Collect all lines from the records below that include the word "Elevation".

** BEGIN DATA EXTRACT **

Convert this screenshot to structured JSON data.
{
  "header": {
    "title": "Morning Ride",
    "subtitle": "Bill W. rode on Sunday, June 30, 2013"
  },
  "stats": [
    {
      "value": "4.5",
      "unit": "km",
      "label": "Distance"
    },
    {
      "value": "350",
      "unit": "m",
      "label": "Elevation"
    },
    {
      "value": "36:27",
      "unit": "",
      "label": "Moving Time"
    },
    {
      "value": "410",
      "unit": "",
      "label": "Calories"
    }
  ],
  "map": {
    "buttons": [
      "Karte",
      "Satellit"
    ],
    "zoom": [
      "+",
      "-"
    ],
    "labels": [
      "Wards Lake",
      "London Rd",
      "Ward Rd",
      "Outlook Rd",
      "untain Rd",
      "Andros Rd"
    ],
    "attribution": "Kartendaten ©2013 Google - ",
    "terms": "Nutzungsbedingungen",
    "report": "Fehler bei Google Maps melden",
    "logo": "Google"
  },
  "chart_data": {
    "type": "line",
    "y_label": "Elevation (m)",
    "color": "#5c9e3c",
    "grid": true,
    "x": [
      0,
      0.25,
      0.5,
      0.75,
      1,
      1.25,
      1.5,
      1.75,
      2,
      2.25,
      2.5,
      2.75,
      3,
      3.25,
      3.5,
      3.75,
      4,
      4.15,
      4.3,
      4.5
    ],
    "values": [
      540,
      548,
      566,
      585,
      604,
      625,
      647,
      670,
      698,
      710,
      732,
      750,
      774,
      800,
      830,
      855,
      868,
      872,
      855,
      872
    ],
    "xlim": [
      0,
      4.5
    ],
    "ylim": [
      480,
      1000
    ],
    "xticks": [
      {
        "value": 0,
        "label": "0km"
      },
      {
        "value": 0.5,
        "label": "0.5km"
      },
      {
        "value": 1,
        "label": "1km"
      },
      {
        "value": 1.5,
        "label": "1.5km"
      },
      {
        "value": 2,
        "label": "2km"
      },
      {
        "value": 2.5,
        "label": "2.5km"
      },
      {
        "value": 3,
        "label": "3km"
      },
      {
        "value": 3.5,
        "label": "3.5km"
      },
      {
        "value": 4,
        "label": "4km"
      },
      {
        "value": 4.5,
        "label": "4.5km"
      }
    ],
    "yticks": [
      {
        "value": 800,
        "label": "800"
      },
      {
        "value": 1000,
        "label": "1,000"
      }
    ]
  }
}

** END DATA EXTRACT **

SOLUTION TO THIS PROBLEM
      "label": "Elevation"
    "y_label": "Elevation (m)",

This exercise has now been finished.